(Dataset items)
--------------------
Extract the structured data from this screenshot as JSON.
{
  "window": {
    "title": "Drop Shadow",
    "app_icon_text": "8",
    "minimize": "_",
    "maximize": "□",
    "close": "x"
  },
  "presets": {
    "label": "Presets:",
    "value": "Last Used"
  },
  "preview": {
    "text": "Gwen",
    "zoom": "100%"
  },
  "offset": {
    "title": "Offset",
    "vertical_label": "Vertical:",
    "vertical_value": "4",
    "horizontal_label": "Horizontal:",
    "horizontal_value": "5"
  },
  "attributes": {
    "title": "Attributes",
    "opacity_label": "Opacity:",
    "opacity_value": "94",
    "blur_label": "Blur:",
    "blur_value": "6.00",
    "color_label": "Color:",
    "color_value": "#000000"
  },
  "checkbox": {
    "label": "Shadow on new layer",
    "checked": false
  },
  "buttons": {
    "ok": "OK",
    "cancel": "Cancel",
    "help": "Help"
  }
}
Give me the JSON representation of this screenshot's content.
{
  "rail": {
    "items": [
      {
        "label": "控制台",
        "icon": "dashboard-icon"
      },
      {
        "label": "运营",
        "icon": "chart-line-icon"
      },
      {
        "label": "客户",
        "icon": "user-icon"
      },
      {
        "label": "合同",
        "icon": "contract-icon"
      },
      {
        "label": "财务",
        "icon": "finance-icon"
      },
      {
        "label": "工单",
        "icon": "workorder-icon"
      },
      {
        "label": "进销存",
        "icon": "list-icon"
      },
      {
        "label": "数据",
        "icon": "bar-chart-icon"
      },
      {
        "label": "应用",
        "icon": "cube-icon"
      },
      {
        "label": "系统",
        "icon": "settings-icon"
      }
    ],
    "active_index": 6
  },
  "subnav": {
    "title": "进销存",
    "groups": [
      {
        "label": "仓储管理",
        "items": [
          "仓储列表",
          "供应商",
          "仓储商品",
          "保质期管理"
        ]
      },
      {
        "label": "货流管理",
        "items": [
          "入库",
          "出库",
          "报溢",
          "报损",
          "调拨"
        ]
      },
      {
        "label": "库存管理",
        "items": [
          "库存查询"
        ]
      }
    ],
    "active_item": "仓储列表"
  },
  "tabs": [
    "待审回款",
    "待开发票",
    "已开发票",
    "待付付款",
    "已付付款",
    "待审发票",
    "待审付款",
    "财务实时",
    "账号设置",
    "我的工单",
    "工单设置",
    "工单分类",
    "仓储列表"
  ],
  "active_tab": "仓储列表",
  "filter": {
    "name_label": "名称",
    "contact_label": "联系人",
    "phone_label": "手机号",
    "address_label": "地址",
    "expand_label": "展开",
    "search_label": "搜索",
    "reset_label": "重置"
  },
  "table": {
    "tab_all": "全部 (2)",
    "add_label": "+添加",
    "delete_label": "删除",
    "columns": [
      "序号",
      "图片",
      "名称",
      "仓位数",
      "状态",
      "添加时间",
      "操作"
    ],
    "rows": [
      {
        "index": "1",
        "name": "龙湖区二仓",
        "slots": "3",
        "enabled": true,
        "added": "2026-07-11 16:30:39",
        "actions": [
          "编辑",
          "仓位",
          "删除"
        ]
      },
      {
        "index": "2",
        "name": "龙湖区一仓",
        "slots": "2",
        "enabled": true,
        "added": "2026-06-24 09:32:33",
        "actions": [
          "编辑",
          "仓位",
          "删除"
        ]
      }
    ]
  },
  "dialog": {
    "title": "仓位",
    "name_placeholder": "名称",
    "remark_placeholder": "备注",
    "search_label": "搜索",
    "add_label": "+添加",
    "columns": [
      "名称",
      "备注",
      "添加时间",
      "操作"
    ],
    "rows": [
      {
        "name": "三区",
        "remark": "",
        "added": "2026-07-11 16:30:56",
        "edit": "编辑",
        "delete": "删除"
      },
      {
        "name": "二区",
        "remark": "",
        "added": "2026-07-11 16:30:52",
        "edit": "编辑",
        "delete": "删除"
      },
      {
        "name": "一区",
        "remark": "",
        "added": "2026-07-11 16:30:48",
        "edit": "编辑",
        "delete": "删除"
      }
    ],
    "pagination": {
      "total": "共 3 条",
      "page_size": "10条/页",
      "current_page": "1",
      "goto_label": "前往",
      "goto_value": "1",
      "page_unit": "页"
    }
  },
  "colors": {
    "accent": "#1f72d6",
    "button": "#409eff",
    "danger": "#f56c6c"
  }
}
--------------------
**Problem to work on:** Provide an exact reproduction of all the entries shown above.

**Right answer:**
Extract the structured data from this screenshot as JSON.
{
  "window": {
    "title": "Drop Shadow",
    "app_icon_text": "8",
    "minimize": "_",
    "maximize": "□",
    "close": "x"
  },
  "presets": {
    "label": "Presets:",
    "value": "Last Used"
  },
  "preview": {
    "text": "Gwen",
    "zoom": "100%"
  },
  "offset": {
    "title": "Offset",
    "vertical_label": "Vertical:",
    "vertical_value": "4",
    "horizontal_label": "Horizontal:",
    "horizontal_value": "5"
  },
  "attributes": {
    "title": "Attributes",
    "opacity_label": "Opacity:",
    "opacity_value": "94",
    "blur_label": "Blur:",
    "blur_value": "6.00",
    "color_label": "Color:",
    "color_value": "#000000"
  },
  "checkbox": {
    "label": "Shadow on new layer",
    "checked": false
  },
  "buttons": {
    "ok": "OK",
    "cancel": "Cancel",
    "help": "Help"
  }
}
Give me the JSON representation of this screenshot's content.
{
  "rail": {
    "items": [
      {
        "label": "控制台",
        "icon": "dashboard-icon"
      },
      {
        "label": "运营",
        "icon": "chart-line-icon"
      },
      {
        "label": "客户",
        "icon": "user-icon"
      },
      {
        "label": "合同",
        "icon": "contract-icon"
      },
      {
        "label": "财务",
        "icon": "finance-icon"
      },
      {
        "label": "工单",
        "icon": "workorder-icon"
      },
      {
        "label": "进销存",
        "icon": "list-icon"
      },
      {
        "label": "数据",
        "icon": "bar-chart-icon"
      },
      {
        "label": "应用",
        "icon": "cube-icon"
      },
      {
        "label": "系统",
        "icon": "settings-icon"
      }
    ],
    "active_index": 6
  },
  "subnav": {
    "title": "进销存",
    "groups": [
      {
        "label": "仓储管理",
        "items": [
          "仓储列表",
          "供应商",
          "仓储商品",
          "保质期管理"
        ]
      },
      {
        "label": "货流管理",
        "items": [
          "入库",
          "出库",
          "报溢",
          "报损",
          "调拨"
        ]
      },
      {
        "label": "库存管理",
        "items": [
          "库存查询"
        ]
      }
    ],
    "active_item": "仓储列表"
  },
  "tabs": [
    "待审回款",
    "待开发票",
    "已开发票",
    "待付付款",
    "已付付款",
    "待审发票",
    "待审付款",
    "财务实时",
    "账号设置",
    "我的工单",
    "工单设置",
    "工单分类",
    "仓储列表"
  ],
  "active_tab": "仓储列表",
  "filter": {
    "name_label": "名称",
    "contact_label": "联系人",
    "phone_label": "手机号",
    "address_label": "地址",
    "expand_label": "展开",
    "search_label": "搜索",
    "reset_label": "重置"
  },
  "table": {
    "tab_all": "全部 (2)",
    "add_label": "+添加",
    "delete_label": "删除",
    "columns": [
      "序号",
      "图片",
      "名称",
      "仓位数",
      "状态",
      "添加时间",
      "操作"
    ],
    "rows": [
      {
        "index": "1",
        "name": "龙湖区二仓",
        "slots": "3",
        "enabled": true,
        "added": "2026-07-11 16:30:39",
        "actions": [
          "编辑",
          "仓位",
          "删除"
        ]
      },
      {
        "index": "2",
        "name": "龙湖区一仓",
        "slots": "2",
        "enabled": true,
        "added": "2026-06-24 09:32:33",
        "actions": [
          "编辑",
          "仓位",
          "删除"
        ]
      }
    ]
  },
  "dialog": {
    "title": "仓位",
    "name_placeholder": "名称",
    "remark_placeholder": "备注",
    "search_label": "搜索",
    "add_label": "+添加",
    "columns": [
      "名称",
      "备注",
      "添加时间",
      "操作"
    ],
    "rows": [
      {
        "name": "三区",
        "remark": "",
        "added": "2026-07-11 16:30:56",
        "edit": "编辑",
        "delete": "删除"
      },
      {
        "name": "二区",
        "remark": "",
        "added": "2026-07-11 16:30:52",
        "edit": "编辑",
        "delete": "删除"
      },
      {
        "name": "一区",
        "remark": "",
        "added": "2026-07-11 16:30:48",
        "edit": "编辑",
        "delete": "删除"
      }
    ],
    "pagination": {
      "total": "共 3 条",
      "page_size": "10条/页",
      "current_page": "1",
      "goto_label": "前往",
      "goto_value": "1",
      "page_unit": "页"
    }
  },
  "colors": {
    "accent": "#1f72d6",
    "button": "#409eff",
    "danger": "#f56c6c"
  }
}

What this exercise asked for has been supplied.